───── Recorded information
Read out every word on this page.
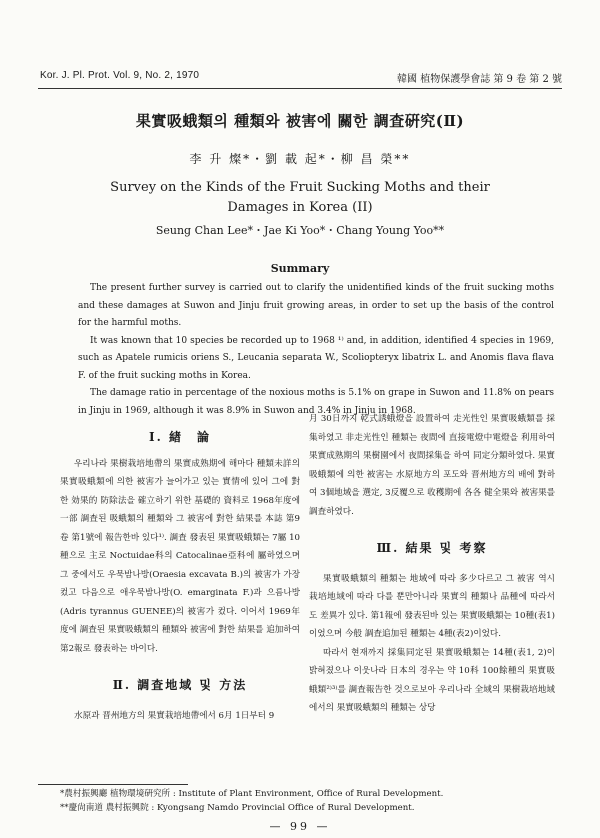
Kor. J. Pl. Prot. Vol. 9, No. 2, 1970	韓國 植物保護學會誌 第 9 卷 第 2 號
果實吸蛾類의 種類와 被害에 關한 調査硏究(Ⅱ)
李 升 燦*・劉 載 起*・柳 昌 榮**
Survey on the Kinds of the Fruit Sucking Moths and their
Damages in Korea (II)
Seung Chan Lee*・Jae Ki Yoo*・Chang Young Yoo**
Summary

The present further survey is carried out to clarify the unidentified kinds of the fruit sucking moths and these damages at Suwon and Jinju fruit growing areas, in order to set up the basis of the control for the harmful moths.

It was known that 10 species be recorded up to 1968 ¹⁾ and, in addition, identified 4 species in 1969, such as Apatele rumicis oriens S., Leucania separata W., Scoliopteryx libatrix L. and Anomis flava flava F. of the fruit sucking moths in Korea.

The damage ratio in percentage of the noxious moths is 5.1% on grape in Suwon and 11.8% on pears in Jinju in 1969, although it was 8.9% in Suwon and 3.4% in Jinju in 1968.

Ⅰ. 緖　論

우리나라 果樹栽培地帶의 果實成熟期에 해마다 種類未詳의 果實吸蛾類에 의한 被害가 늘어가고 있는 實情에 있어 그에 對한 効果的 防除法을 確立하기 위한 基礎的 資料로 1968年度에 一部 調査된 吸蛾類의 種類와 그 被害에 對한 結果를 本誌 第9卷 第1號에 報告한바 있다¹⁾. 調査 發表된 果實吸蛾類는 7屬 10種으로 主로 Noctuidae科의 Catocalinae亞科에 屬하였으며 그 중에서도 우묵밤나방(Oraesia excavata B.)의 被害가 가장 컸고 다음으로 애우묵밤나방(O. emarginata F.)과 으름나방(Adris tyrannus GUENEE)의 被害가 컸다. 이어서 1969年度에 調査된 果實吸蛾類의 種類와 被害에 對한 結果를 追加하여 第2報로 發表하는 바이다.

Ⅱ. 調査地域 및 方法

水原과 晋州地方의 果實栽培地帶에서 6月 1日부터 9

月 30日까지 乾式誘蛾燈을 設置하여 走光性인 果實吸蛾類를 採集하였고 非走光性인 種類는 夜間에 直接電燈中電燈을 利用하여 果實成熟期의 果樹園에서 夜間採集을 하여 同定分類하였다. 果實吸蛾類에 의한 被害는 水原地方의 포도와 晋州地方의 배에 對하여 3個地域을 選定, 3反覆으로 收穫期에 各各 健全果와 被害果를 調査하였다.

Ⅲ. 結果 및 考察

果實吸蛾類의 種類는 地域에 따라 多少다르고 그 被害 역시 栽培地域에 따라 다를 뿐만아니라 果實의 種類나 品種에 따라서도 差異가 있다. 第1報에 發表된바 있는 果實吸蛾類는 10種(表1)이었으며 今般 調査追加된 種類는 4種(表2)이었다.

따라서 현재까지 採集同定된 果實吸蛾類는 14種(表1, 2)이 밝혀졌으나 이웃나라 日本의 경우는 약 10科 100餘種의 果實吸蛾類²⁾³⁾를 調査報告한 것으로보아 우리나라 全域의 果樹栽培地域에서의 果實吸蛾類의 種類는 상당

*農村振興廳 植物環境硏究所 : Institute of Plant Environment, Office of Rural Development.

**慶尙南道 農村振興院 : Kyongsang Namdo Provincial Office of Rural Development.

— 99 —
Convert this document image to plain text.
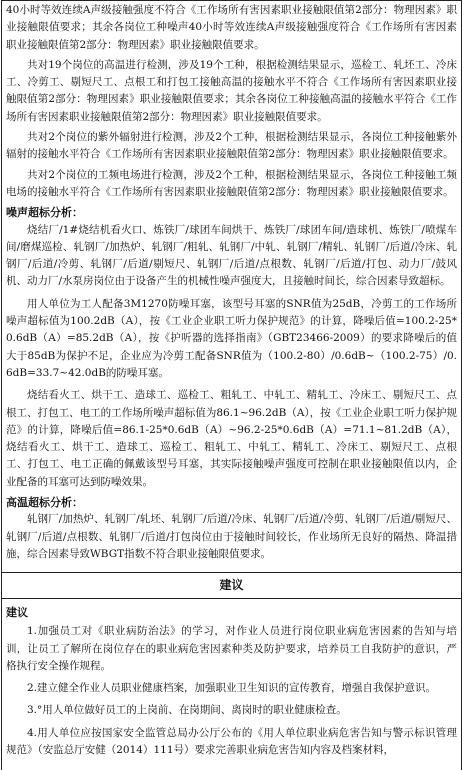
40小时等效连续A声级接触强度不符合《工作场所有害因素职业接触限值第2部分：物理因素》职业接触限值要求；其余各岗位工种噪声40小时等效连续A声级接触强度符合《工作场所有害因素职业接触限值第2部分：物理因素》职业接触限值要求。

共对19个岗位的高温进行检测，涉及19个工种，根据检测结果显示，巡检工、轧坯工、冷床工、冷剪工、剔短尺工、点根工和打包工接触高温的接触水平不符合《工作场所有害因素职业接触限值第2部分：物理因素》职业接触限值要求；其余各岗位工种接触高温的接触水平符合《工作场所有害因素职业接触限值第2部分：物理因素》职业接触限值要求。

共对2个岗位的紫外辐射进行检测，涉及2个工种，根据检测结果显示，各岗位工种接触紫外辐射的接触水平符合《工作场所有害因素职业接触限值第2部分：物理因素》职业接触限值要求。

共对2个岗位的工频电场进行检测，涉及2个工种，根据检测结果显示，各岗位工种接触工频电场的接触水平符合《工作场所有害因素职业接触限值第2部分：物理因素》职业接触限值要求。

噪声超标分析：

烧结厂/1#烧结机看火口、炼铁厂/球团车间烘干、炼铁厂/球团车间/造球机、炼铁厂/喷煤车间/磨煤巡检、轧钢厂/加热炉、轧钢厂/粗轧、轧钢厂/中轧、轧钢厂/精轧、轧钢厂/后道/冷床、轧钢厂/后道/冷剪、轧钢厂/后道/剔短尺、轧钢厂/后道/点根数、轧钢厂/后道/打包、动力厂/鼓风机、动力厂/水泵房岗位由于设备产生的机械性噪声强度大，且接触时间长，综合因素导致超标。

用人单位为工人配备3M1270防噪耳塞，该型号耳塞的SNR值为25dB，冷剪工的工作场所噪声超标值为100.2dB（A），按《工业企业职工听力保护规范》的计算，降噪后值=100.2-25*0.6dB（A）=85.2dB（A），按《护听器的选择指南》（GBT23466-2009）的要求降噪后的值大于85dB为保护不足，企业应为冷剪工配备SNR值为（100.2-80）/0.6dB~（100.2-75）/0.6dB=33.7~42.0dB的防噪耳塞。

烧结看火工、烘干工、造球工、巡检工、粗轧工、中轧工、精轧工、冷床工、剔短尺工、点根工、打包工、电工的工作场所噪声超标值为86.1~96.2dB（A），按《工业企业职工听力保护规范》的计算，降噪后值=86.1-25*0.6dB（A）~96.2-25*0.6dB（A）=71.1~81.2dB（A），烧结看火工、烘干工、造球工、巡检工、粗轧工、中轧工、精轧工、冷床工、剔短尺工、点根工、打包工、电工正确的佩戴该型号耳塞，其实际接触噪声强度可控制在职业接触限值以内，企业配备的耳塞可达到防噪效果。

高温超标分析：

轧钢厂/加热炉、轧钢厂/轧坯、轧钢厂/后道/冷床、轧钢厂/后道/冷剪、轧钢厂/后道/剔短尺、轧钢厂/后道/点根数、轧钢厂/后道/打包岗位由于接触时间较长，作业场所无良好的隔热、降温措施，综合因素导致WBGT指数不符合职业接触限值要求。

建议

建议

1.加强员工对《职业病防治法》的学习，对作业人员进行岗位职业病危害因素的告知与培训，让员工了解所在岗位存在的职业病危害因素种类及防护要求，培养员工自我防护的意识，严格执行安全操作规程。

2.建立健全作业人员职业健康档案，加强职业卫生知识的宣传教育，增强自我保护意识。

3.°用人单位做好员工的上岗前、在岗期间、离岗时的职业健康检查。

4.用人单位应按国家安全监管总局办公厅公布的《用人单位职业病危害告知与警示标识管理规范》（安监总厅安健（2014）111号）要求完善职业病危害告知内容及档案材料，
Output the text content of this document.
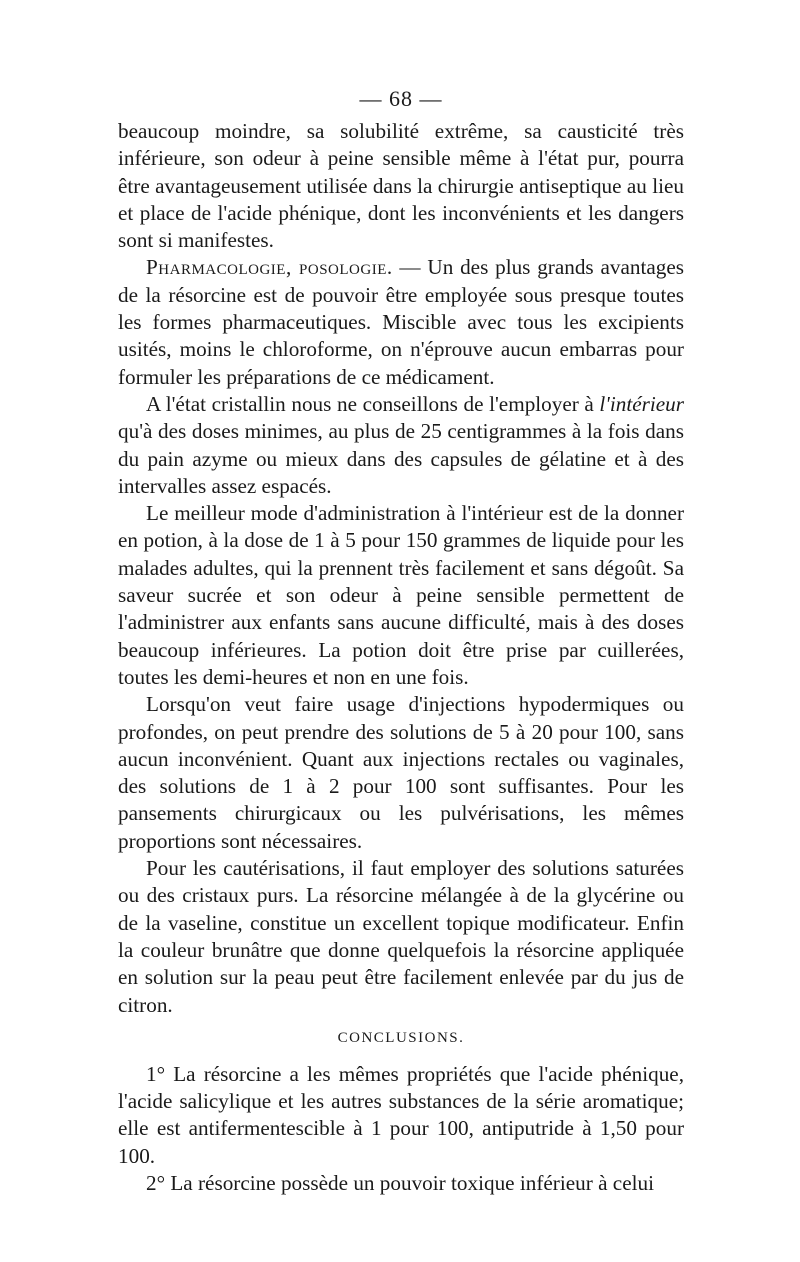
— 68 —

beaucoup moindre, sa solubilité extrême, sa causticité très inférieure, son odeur à peine sensible même à l'état pur, pourra être avantageusement utilisée dans la chirurgie antiseptique au lieu et place de l'acide phénique, dont les inconvénients et les dangers sont si manifestes.

Pharmacologie, posologie. — Un des plus grands avantages de la résorcine est de pouvoir être employée sous presque toutes les formes pharmaceutiques. Miscible avec tous les excipients usités, moins le chloroforme, on n'éprouve aucun embarras pour formuler les préparations de ce médicament.

A l'état cristallin nous ne conseillons de l'employer à l'intérieur qu'à des doses minimes, au plus de 25 centigrammes à la fois dans du pain azyme ou mieux dans des capsules de gélatine et à des intervalles assez espacés.

Le meilleur mode d'administration à l'intérieur est de la donner en potion, à la dose de 1 à 5 pour 150 grammes de liquide pour les malades adultes, qui la prennent très facilement et sans dégoût. Sa saveur sucrée et son odeur à peine sensible permettent de l'administrer aux enfants sans aucune difficulté, mais à des doses beaucoup inférieures. La potion doit être prise par cuillerées, toutes les demi-heures et non en une fois.

Lorsqu'on veut faire usage d'injections hypodermiques ou profondes, on peut prendre des solutions de 5 à 20 pour 100, sans aucun inconvénient. Quant aux injections rectales ou vaginales, des solutions de 1 à 2 pour 100 sont suffisantes. Pour les pansements chirurgicaux ou les pulvérisations, les mêmes proportions sont nécessaires.

Pour les cautérisations, il faut employer des solutions saturées ou des cristaux purs. La résorcine mélangée à de la glycérine ou de la vaseline, constitue un excellent topique modificateur. Enfin la couleur brunâtre que donne quelquefois la résorcine appliquée en solution sur la peau peut être facilement enlevée par du jus de citron.

CONCLUSIONS.

1° La résorcine a les mêmes propriétés que l'acide phénique, l'acide salicylique et les autres substances de la série aromatique; elle est antifermentescible à 1 pour 100, antiputride à 1,50 pour 100.

2° La résorcine possède un pouvoir toxique inférieur à celui
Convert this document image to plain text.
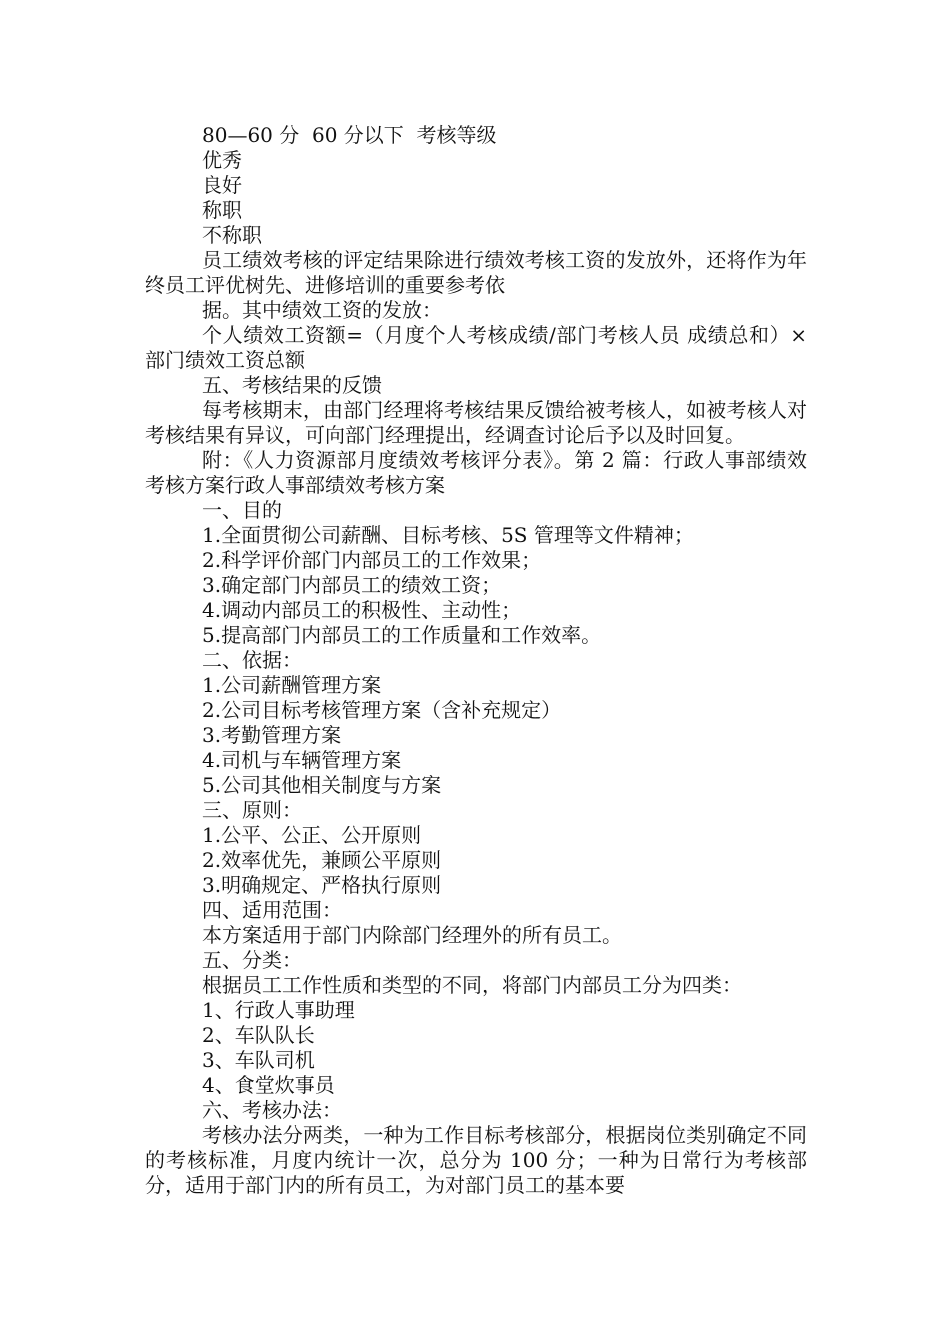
80—60 分  60 分以下  考核等级
优秀
良好
称职
不称职
员工绩效考核的评定结果除进行绩效考核工资的发放外，还将作为年终员工评优树先、进修培训的重要参考依
据。其中绩效工资的发放：
个人绩效工资额=（月度个人考核成绩/部门考核人员 成绩总和）×部门绩效工资总额
五、考核结果的反馈
每考核期末，由部门经理将考核结果反馈给被考核人，如被考核人对考核结果有异议，可向部门经理提出，经调查讨论后予以及时回复。
附：《人力资源部月度绩效考核评分表》。第 2 篇：行政人事部绩效考核方案行政人事部绩效考核方案
一、目的
1.全面贯彻公司薪酬、目标考核、5S 管理等文件精神；
2.科学评价部门内部员工的工作效果；
3.确定部门内部员工的绩效工资；
4.调动内部员工的积极性、主动性；
5.提高部门内部员工的工作质量和工作效率。
二、依据：
1.公司薪酬管理方案
2.公司目标考核管理方案（含补充规定）
3.考勤管理方案
4.司机与车辆管理方案
5.公司其他相关制度与方案
三、原则：
1.公平、公正、公开原则
2.效率优先，兼顾公平原则
3.明确规定、严格执行原则
四、适用范围：
本方案适用于部门内除部门经理外的所有员工。
五、分类：
根据员工工作性质和类型的不同，将部门内部员工分为四类：
1、行政人事助理
2、车队队长
3、车队司机
4、食堂炊事员
六、考核办法：
考核办法分两类，一种为工作目标考核部分，根据岗位类别确定不同的考核标准，月度内统计一次，总分为 100 分；一种为日常行为考核部分，适用于部门内的所有员工，为对部门员工的基本要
──────────
Go through the preceding material and copy each line that has the word "facilement".

Le meilleur mode d'administration à l'intérieur est de la donner en potion, à la dose de 1 à 5 pour 150 grammes de liquide pour les malades adultes, qui la prennent très facilement et sans dégoût. Sa saveur sucrée et son odeur à peine sensible permettent de l'administrer aux enfants sans aucune difficulté, mais à des doses beaucoup inférieures. La potion doit être prise par cuillerées, toutes les demi-heures et non en une fois.
Pour les cautérisations, il faut employer des solutions saturées ou des cristaux purs. La résorcine mélangée à de la glycérine ou de la vaseline, constitue un excellent topique modificateur. Enfin la couleur brunâtre que donne quelquefois la résorcine appliquée en solution sur la peau peut être facilement enlevée par du jus de citron.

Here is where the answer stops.